— BEGIN Record extracts —

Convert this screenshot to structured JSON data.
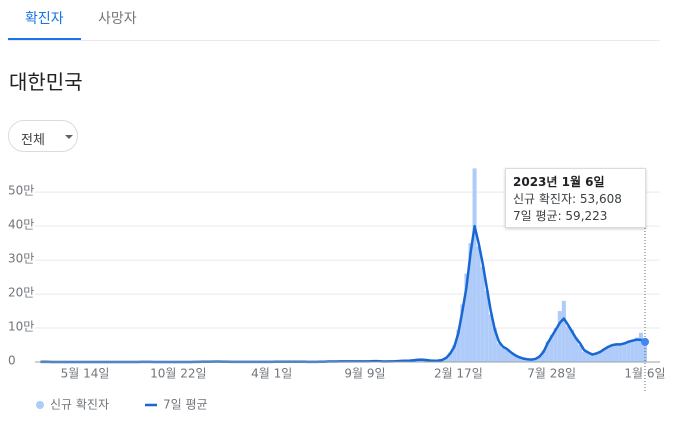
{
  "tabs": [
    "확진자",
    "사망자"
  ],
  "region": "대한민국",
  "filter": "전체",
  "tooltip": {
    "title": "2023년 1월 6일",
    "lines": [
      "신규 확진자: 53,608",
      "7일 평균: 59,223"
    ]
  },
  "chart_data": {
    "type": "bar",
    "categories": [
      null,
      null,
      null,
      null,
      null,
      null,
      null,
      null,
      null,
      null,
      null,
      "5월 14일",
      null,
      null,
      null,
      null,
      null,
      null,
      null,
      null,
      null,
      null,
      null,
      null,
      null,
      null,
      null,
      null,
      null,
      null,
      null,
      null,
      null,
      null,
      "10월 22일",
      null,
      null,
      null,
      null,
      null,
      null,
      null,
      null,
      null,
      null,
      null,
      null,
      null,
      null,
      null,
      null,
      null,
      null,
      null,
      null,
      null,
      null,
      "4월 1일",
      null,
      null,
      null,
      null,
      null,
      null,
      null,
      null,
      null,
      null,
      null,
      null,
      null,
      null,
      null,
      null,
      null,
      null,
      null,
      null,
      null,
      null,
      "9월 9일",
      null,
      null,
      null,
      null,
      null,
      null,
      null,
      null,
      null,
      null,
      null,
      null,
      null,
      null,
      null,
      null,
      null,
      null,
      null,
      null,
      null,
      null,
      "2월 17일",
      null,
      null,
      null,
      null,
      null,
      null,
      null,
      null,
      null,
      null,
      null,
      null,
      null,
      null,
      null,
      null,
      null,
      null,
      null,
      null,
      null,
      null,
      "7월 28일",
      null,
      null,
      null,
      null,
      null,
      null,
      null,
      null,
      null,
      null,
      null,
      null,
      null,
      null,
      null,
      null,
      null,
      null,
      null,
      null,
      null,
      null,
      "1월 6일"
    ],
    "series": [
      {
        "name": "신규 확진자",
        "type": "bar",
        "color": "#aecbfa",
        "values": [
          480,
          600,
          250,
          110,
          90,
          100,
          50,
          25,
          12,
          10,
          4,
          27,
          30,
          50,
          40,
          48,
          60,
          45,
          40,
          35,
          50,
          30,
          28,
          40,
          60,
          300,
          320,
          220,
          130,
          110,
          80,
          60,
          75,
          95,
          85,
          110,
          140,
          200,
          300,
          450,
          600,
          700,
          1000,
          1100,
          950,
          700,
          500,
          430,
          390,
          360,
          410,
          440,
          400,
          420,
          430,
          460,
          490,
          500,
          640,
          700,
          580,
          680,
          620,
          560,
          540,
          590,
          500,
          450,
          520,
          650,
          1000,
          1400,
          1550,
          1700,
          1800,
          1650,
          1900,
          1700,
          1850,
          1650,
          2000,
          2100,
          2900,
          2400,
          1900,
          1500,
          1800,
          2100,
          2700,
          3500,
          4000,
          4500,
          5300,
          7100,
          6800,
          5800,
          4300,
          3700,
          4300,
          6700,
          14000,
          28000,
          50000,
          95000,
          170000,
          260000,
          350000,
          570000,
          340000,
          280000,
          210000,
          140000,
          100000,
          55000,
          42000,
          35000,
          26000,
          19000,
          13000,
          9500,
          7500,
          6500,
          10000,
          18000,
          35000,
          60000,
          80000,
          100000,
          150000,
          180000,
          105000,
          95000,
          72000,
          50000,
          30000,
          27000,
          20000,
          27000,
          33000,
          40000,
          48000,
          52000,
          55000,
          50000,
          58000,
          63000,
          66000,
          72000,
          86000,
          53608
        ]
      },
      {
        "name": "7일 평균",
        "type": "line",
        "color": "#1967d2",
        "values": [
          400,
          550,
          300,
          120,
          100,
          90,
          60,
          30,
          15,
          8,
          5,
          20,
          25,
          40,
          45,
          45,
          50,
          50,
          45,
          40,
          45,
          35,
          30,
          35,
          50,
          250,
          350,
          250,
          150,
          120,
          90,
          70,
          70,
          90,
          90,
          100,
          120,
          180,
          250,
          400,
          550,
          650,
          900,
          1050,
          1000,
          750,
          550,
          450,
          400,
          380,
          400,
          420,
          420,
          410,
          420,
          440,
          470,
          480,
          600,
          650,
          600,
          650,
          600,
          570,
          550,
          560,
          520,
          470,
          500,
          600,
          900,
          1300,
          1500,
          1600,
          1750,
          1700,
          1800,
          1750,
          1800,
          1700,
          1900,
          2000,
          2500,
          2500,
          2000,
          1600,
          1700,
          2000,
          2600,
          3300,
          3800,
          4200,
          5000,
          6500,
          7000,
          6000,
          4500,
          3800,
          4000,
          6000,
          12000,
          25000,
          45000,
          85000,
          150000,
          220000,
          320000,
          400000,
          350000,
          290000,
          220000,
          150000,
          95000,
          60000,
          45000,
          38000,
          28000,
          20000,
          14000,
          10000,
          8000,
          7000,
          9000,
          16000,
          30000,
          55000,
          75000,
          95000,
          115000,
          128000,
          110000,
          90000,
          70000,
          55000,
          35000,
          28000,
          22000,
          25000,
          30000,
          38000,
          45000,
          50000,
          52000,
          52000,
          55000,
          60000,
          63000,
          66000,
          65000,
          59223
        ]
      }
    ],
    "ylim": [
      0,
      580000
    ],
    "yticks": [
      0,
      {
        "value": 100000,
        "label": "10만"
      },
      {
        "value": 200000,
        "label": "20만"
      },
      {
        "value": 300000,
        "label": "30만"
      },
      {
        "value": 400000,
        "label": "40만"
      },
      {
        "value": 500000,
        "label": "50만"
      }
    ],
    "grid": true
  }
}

— END Record extracts —
— BEGIN Record extracts —

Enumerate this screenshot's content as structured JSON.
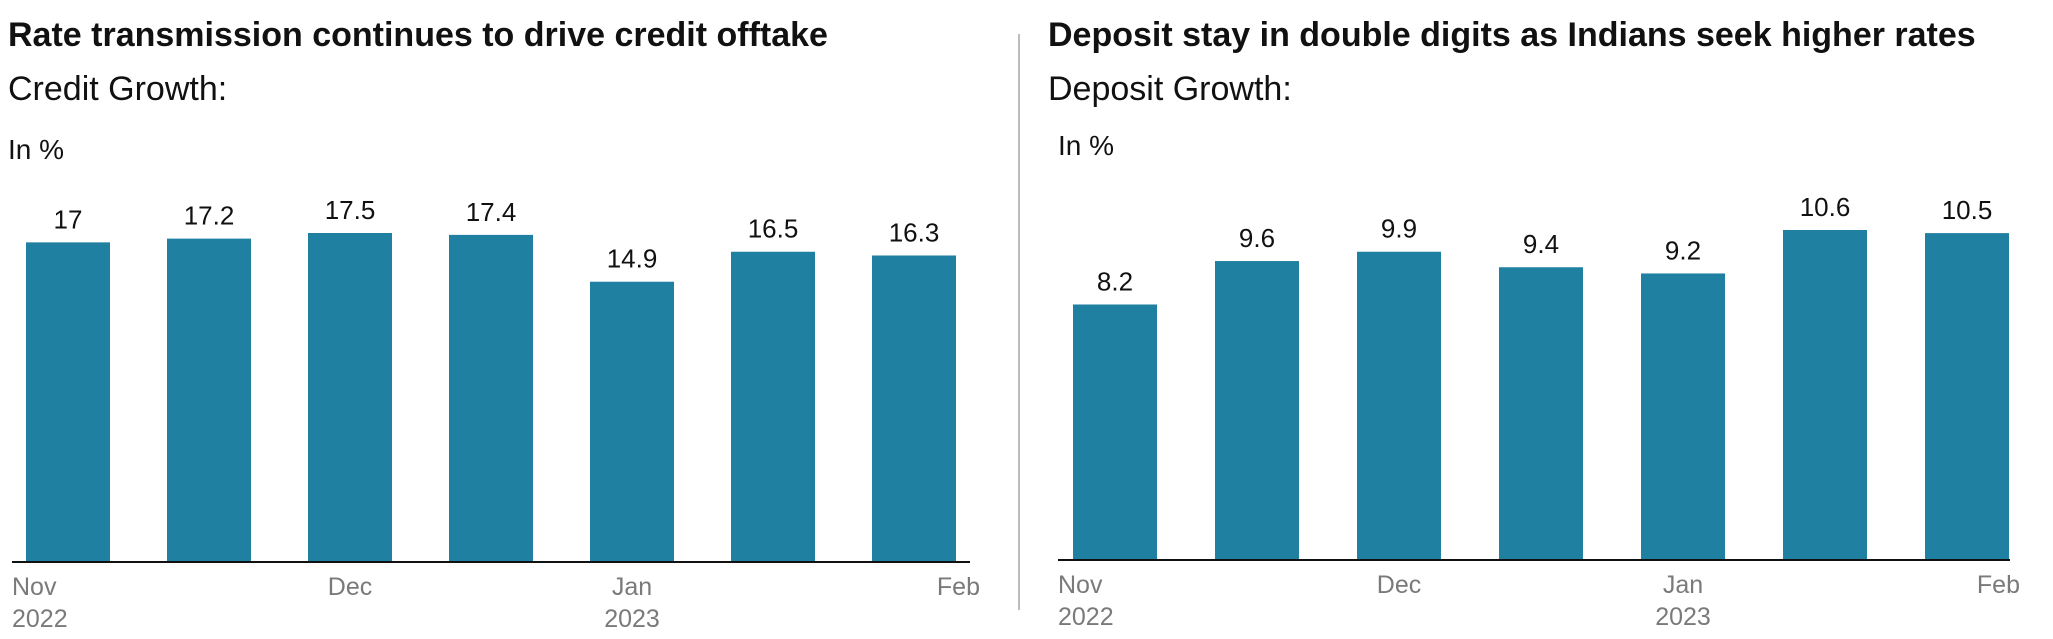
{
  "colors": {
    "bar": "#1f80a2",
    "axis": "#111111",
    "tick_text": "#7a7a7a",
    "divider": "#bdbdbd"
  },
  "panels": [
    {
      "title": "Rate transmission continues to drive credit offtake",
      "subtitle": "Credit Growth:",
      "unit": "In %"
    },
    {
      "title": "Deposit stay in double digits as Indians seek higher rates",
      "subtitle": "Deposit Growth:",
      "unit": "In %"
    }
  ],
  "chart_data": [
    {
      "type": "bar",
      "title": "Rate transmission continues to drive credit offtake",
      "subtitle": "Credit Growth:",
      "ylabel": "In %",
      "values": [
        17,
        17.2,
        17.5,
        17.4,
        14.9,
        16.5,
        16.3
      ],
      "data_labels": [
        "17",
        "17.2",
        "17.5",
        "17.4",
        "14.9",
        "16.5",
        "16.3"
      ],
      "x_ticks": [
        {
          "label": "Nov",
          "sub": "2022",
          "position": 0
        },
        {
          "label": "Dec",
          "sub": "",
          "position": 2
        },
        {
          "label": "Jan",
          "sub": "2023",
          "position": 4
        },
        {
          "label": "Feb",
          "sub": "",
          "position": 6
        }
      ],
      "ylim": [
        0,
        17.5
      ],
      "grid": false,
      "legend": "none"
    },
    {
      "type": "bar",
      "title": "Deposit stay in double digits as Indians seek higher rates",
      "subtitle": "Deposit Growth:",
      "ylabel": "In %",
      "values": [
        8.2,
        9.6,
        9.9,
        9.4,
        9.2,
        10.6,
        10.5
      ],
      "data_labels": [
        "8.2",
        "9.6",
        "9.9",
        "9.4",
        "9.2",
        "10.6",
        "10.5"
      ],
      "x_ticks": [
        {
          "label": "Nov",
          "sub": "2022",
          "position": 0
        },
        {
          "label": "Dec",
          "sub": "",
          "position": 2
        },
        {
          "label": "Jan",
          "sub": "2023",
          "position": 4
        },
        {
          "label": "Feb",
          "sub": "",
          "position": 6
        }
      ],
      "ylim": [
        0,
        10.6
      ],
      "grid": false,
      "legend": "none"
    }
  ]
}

— END Record extracts —

Direction: Where a line of the data holds "JSON", show that line.

The solution:
Convert this screenshot to structured JSON data.
Enumerate this screenshot's content as structured JSON.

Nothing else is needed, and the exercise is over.